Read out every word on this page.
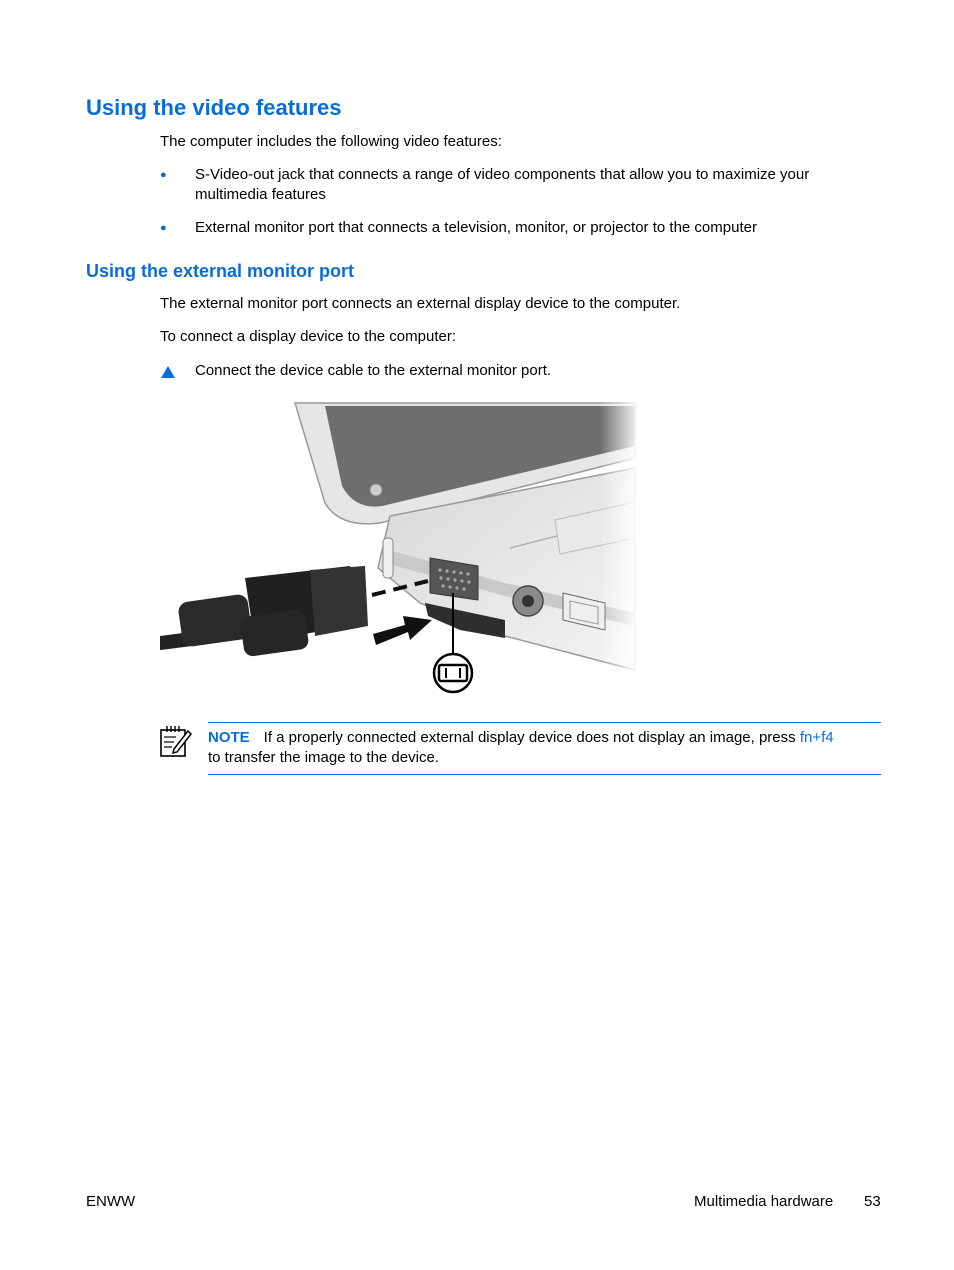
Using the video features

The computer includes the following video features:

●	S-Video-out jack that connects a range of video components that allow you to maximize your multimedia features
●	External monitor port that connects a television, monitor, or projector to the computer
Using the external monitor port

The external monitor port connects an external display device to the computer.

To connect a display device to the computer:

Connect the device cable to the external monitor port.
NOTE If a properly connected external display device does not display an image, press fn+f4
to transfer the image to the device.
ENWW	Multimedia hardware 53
◇ ◇ ◇ ◇ ◇
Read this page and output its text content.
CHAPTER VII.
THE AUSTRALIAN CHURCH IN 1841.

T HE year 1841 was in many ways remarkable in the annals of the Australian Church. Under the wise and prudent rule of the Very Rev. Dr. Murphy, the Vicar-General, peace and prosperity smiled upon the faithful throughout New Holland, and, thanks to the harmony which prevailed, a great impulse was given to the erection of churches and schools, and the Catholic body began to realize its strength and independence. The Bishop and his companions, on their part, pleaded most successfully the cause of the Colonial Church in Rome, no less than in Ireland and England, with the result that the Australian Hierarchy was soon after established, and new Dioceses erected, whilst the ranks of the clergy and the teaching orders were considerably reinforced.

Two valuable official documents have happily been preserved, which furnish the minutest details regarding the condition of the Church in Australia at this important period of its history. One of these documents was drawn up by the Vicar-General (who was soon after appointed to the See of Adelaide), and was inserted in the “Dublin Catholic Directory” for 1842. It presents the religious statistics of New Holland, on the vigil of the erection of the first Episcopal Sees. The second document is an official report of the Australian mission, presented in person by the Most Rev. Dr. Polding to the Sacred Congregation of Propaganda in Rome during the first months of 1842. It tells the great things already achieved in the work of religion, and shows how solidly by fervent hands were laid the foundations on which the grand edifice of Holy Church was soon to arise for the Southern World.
◇ ◇ ◇ ◇ ◇
(To be done): Extract all lines from the data in which "image" is found.

(Answer for the task):
NOTE If a properly connected external display device does not display an image, press fn+f4
to transfer the image to the device.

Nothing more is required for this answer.